In the listing below, locate the lines bearing the word "vloot". Copy every one of them.

# Records shown start

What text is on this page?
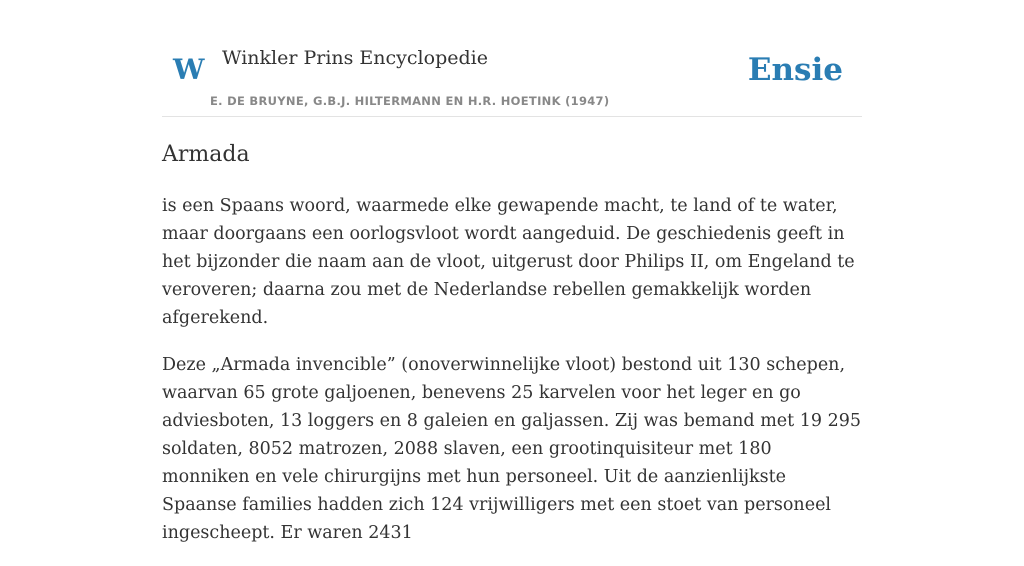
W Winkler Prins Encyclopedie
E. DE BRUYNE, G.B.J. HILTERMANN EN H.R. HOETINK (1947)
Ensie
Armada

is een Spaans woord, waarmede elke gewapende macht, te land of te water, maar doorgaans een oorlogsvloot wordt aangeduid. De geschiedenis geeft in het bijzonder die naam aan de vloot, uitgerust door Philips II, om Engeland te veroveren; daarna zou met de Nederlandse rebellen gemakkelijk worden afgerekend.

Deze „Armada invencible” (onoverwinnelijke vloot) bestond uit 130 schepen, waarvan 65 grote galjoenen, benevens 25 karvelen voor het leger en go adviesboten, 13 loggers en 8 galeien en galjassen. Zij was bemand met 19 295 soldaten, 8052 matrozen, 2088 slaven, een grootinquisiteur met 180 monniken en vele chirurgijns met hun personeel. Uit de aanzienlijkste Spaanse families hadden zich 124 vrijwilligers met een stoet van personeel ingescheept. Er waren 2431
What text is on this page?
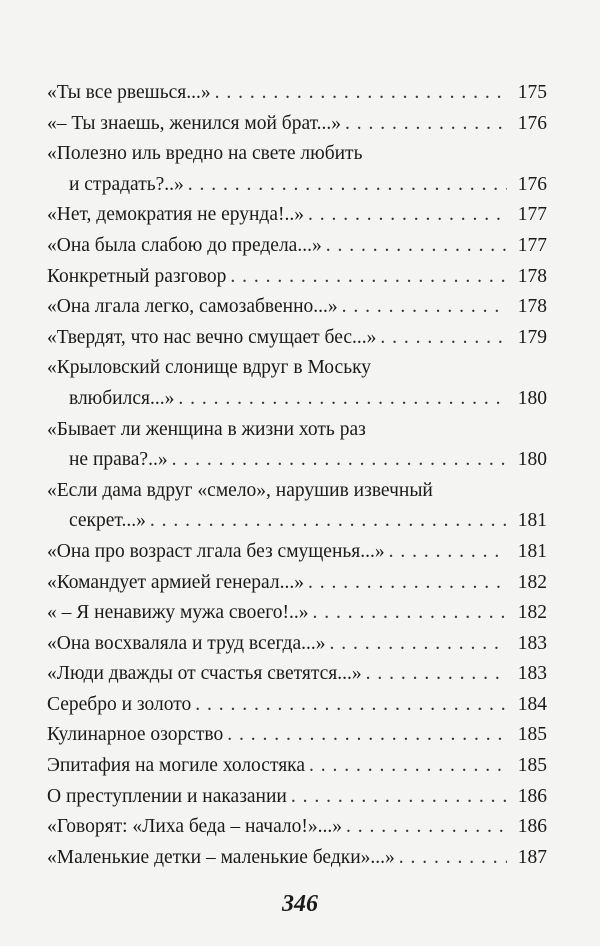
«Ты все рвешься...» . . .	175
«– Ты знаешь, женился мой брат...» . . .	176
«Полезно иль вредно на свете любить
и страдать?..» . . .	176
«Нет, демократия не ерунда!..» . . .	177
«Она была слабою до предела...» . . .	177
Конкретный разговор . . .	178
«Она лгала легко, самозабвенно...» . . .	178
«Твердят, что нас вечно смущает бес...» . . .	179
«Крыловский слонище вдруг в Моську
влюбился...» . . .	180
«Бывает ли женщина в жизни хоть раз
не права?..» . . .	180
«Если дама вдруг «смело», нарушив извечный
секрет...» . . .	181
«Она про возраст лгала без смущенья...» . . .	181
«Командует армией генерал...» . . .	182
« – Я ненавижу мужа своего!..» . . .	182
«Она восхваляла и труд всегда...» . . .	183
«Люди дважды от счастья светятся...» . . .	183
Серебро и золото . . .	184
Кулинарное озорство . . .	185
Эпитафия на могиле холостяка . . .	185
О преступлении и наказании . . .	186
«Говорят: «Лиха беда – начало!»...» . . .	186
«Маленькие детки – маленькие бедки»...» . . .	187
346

# Records shown end
# Records shown start

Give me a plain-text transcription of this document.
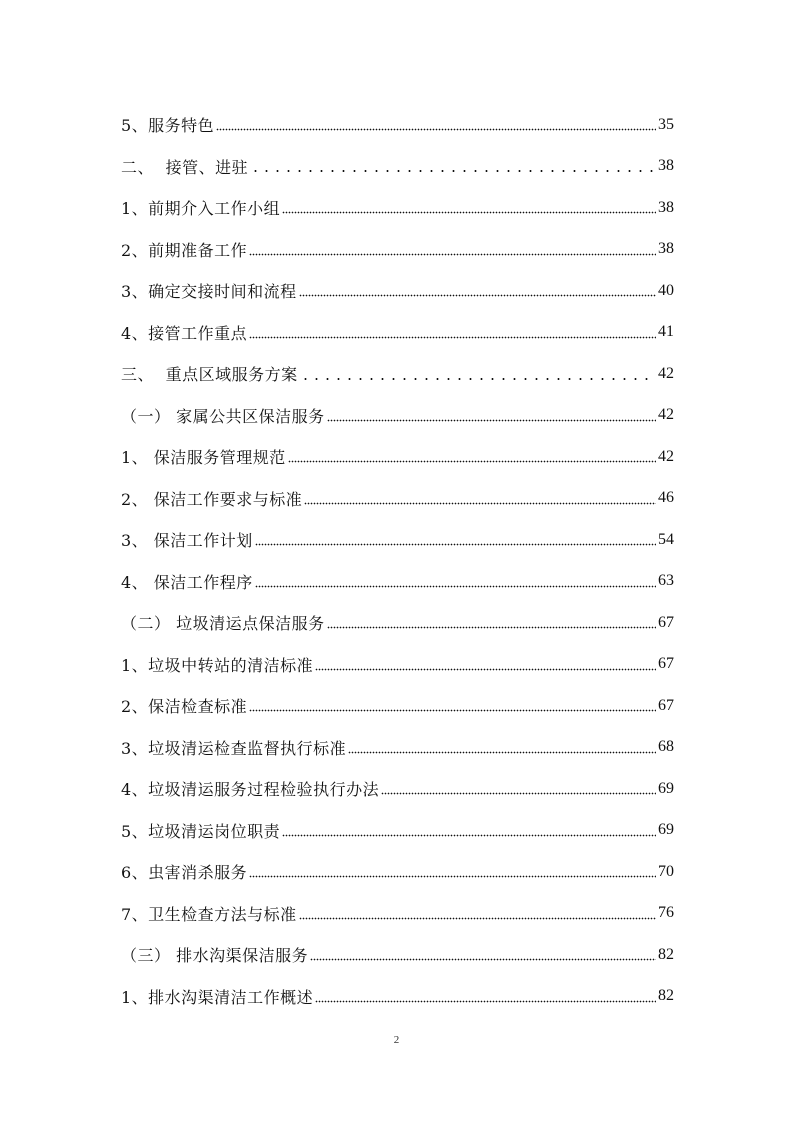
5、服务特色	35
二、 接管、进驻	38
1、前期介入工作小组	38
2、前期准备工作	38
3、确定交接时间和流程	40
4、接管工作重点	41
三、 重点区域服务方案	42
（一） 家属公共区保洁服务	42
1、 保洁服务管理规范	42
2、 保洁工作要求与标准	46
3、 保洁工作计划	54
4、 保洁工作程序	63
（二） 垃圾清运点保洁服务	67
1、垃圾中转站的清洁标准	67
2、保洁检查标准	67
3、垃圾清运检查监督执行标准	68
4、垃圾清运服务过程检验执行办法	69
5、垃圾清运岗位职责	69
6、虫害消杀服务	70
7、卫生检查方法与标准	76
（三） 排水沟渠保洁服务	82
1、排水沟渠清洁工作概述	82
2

# Records shown end
# Records shown start

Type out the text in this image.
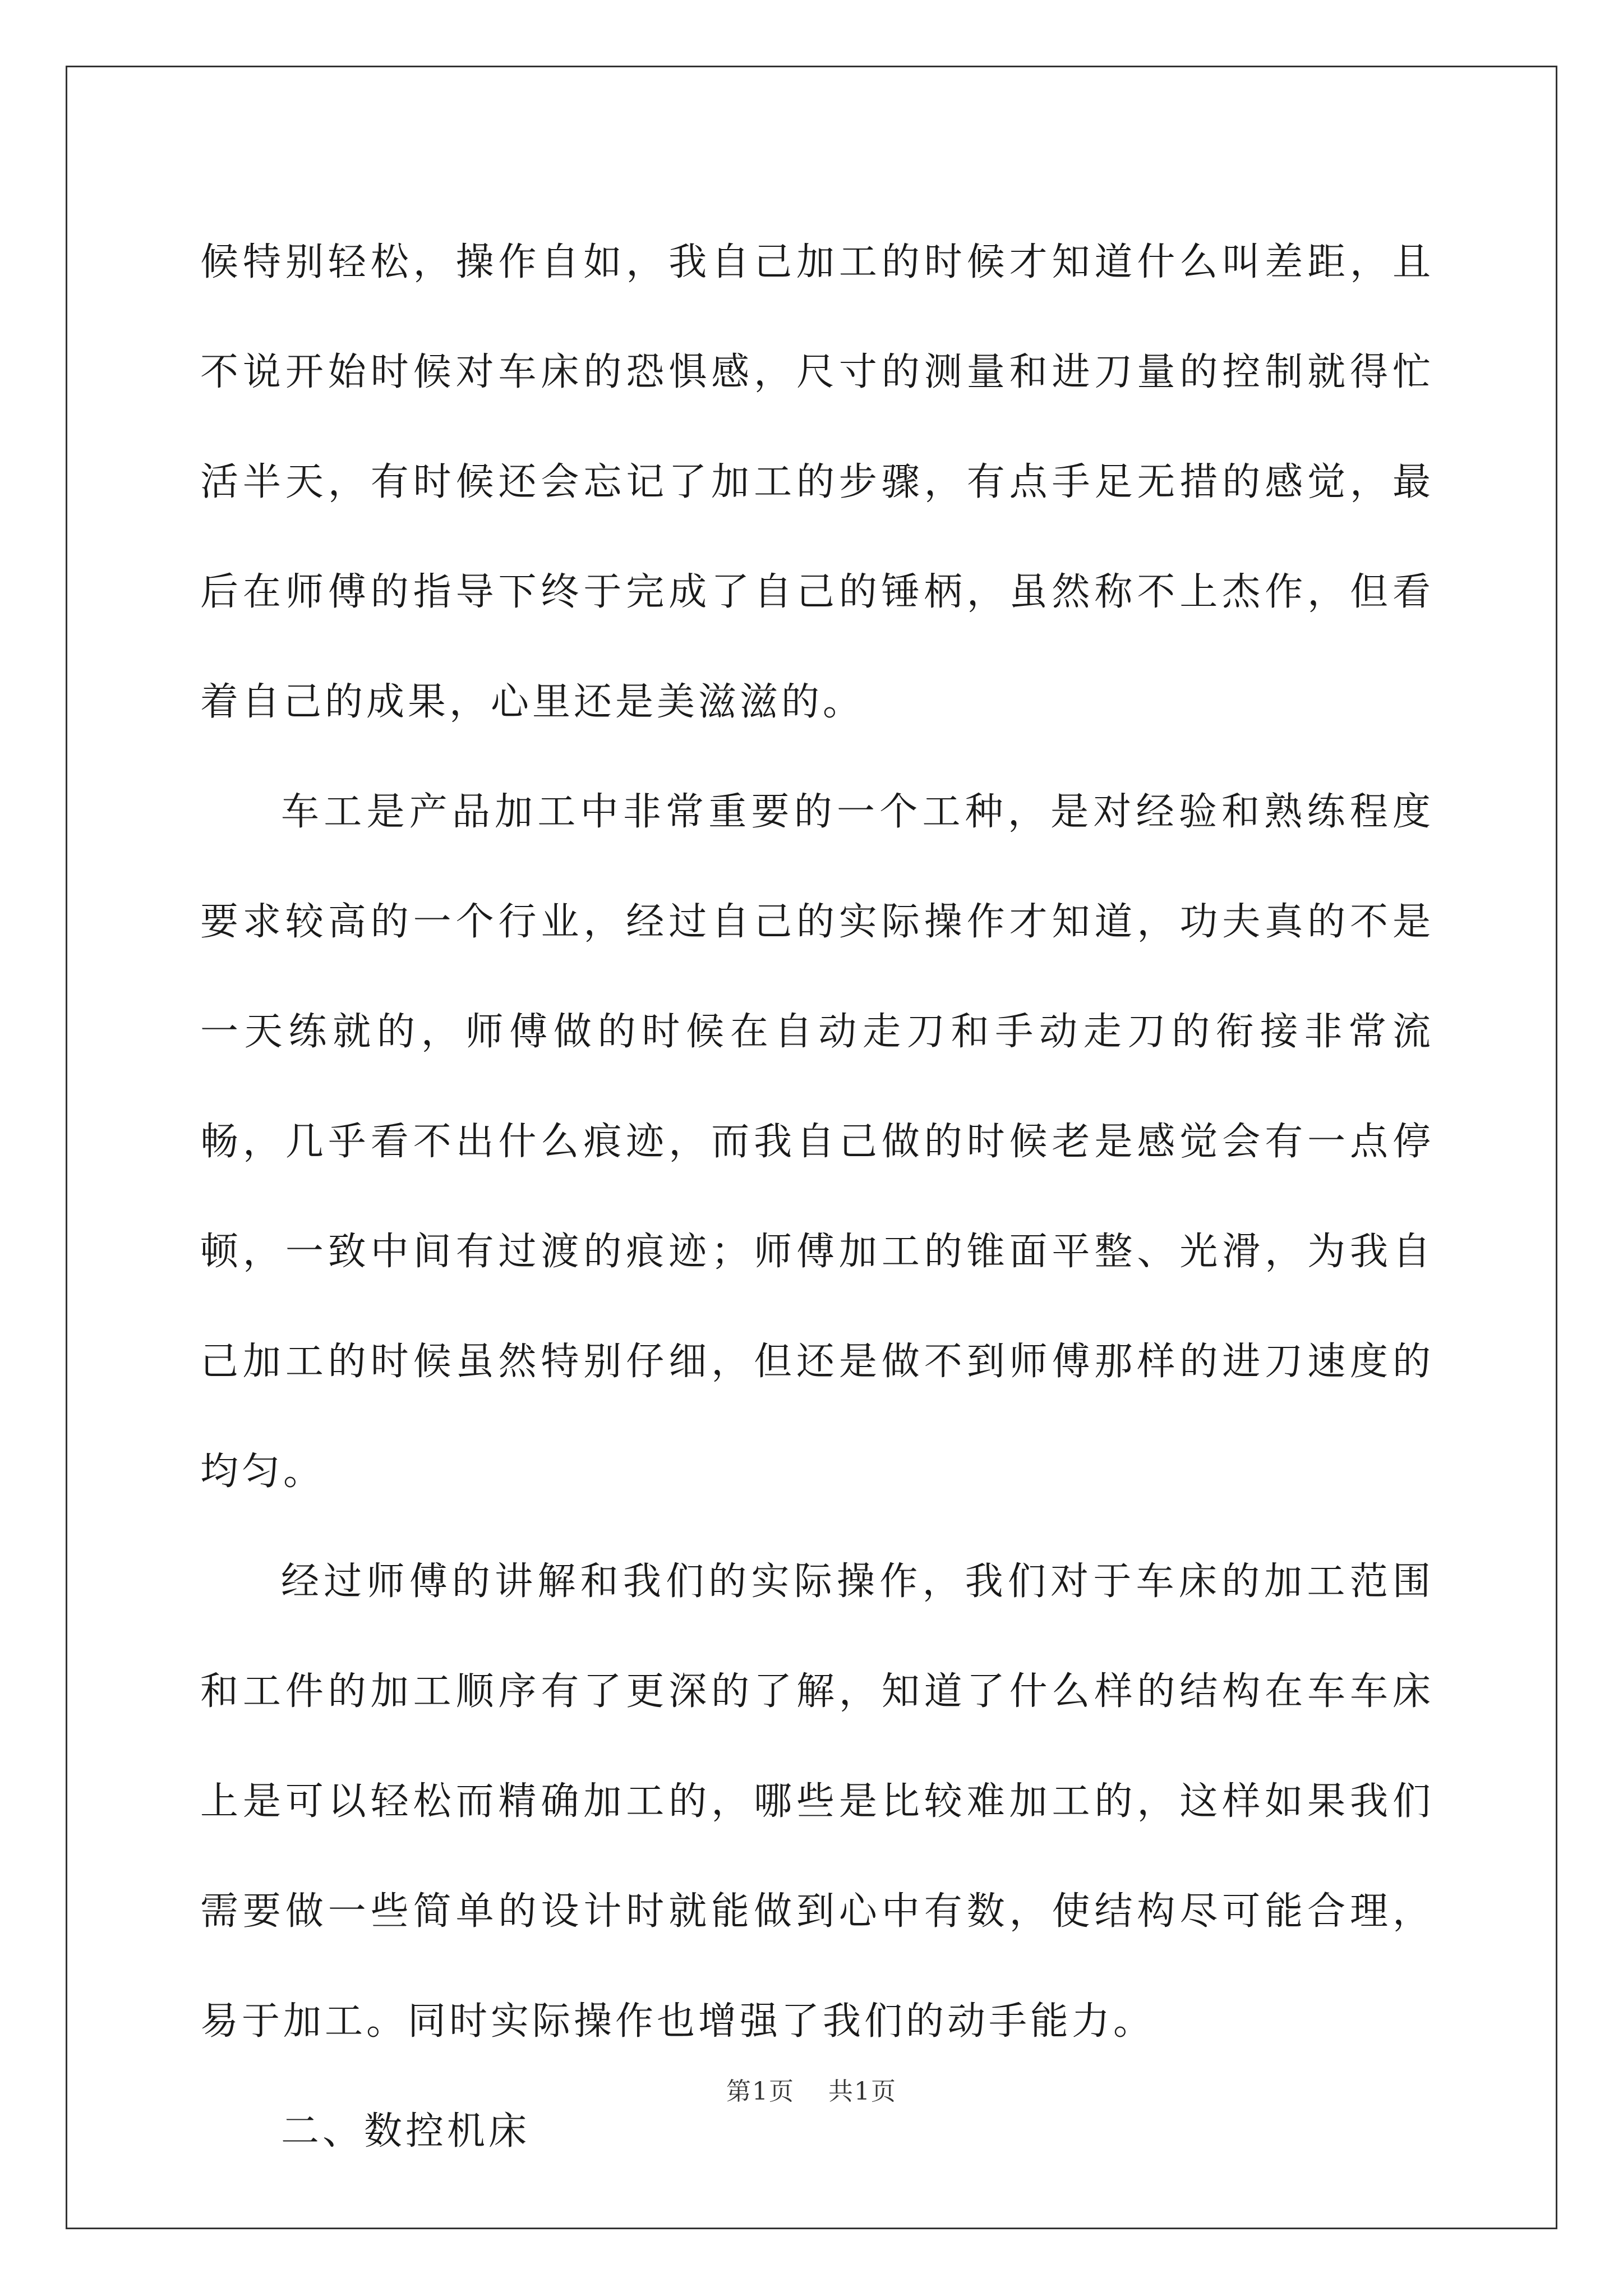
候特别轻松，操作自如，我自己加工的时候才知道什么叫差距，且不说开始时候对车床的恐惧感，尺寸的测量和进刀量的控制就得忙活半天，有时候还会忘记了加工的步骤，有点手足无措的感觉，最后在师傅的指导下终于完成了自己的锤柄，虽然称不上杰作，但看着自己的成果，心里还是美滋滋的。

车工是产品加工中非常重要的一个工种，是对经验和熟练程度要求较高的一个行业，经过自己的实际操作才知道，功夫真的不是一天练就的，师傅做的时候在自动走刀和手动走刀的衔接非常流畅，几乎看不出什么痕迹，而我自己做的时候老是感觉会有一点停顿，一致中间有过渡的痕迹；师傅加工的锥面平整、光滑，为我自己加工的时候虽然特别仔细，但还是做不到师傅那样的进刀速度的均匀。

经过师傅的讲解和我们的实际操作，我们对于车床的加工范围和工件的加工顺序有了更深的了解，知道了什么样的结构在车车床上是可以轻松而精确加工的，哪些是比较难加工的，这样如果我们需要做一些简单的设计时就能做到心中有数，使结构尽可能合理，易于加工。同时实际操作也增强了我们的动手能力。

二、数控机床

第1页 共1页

# Records shown end

**Solution**
is een Spaans woord, waarmede elke gewapende macht, te land of te water, maar doorgaans een oorlogsvloot wordt aangeduid. De geschiedenis geeft in het bijzonder die naam aan de vloot, uitgerust door Philips II, om Engeland te veroveren; daarna zou met de Nederlandse rebellen gemakkelijk worden afgerekend.
Deze „Armada invencible” (onoverwinnelijke vloot) bestond uit 130 schepen, waarvan 65 grote galjoenen, benevens 25 karvelen voor het leger en go adviesboten, 13 loggers en 8 galeien en galjassen. Zij was bemand met 19 295 soldaten, 8052 matrozen, 2088 slaven, een grootinquisiteur met 180 monniken en vele chirurgijns met hun personeel. Uit de aanzienlijkste Spaanse families hadden zich 124 vrijwilligers met een stoet van personeel ingescheept. Er waren 2431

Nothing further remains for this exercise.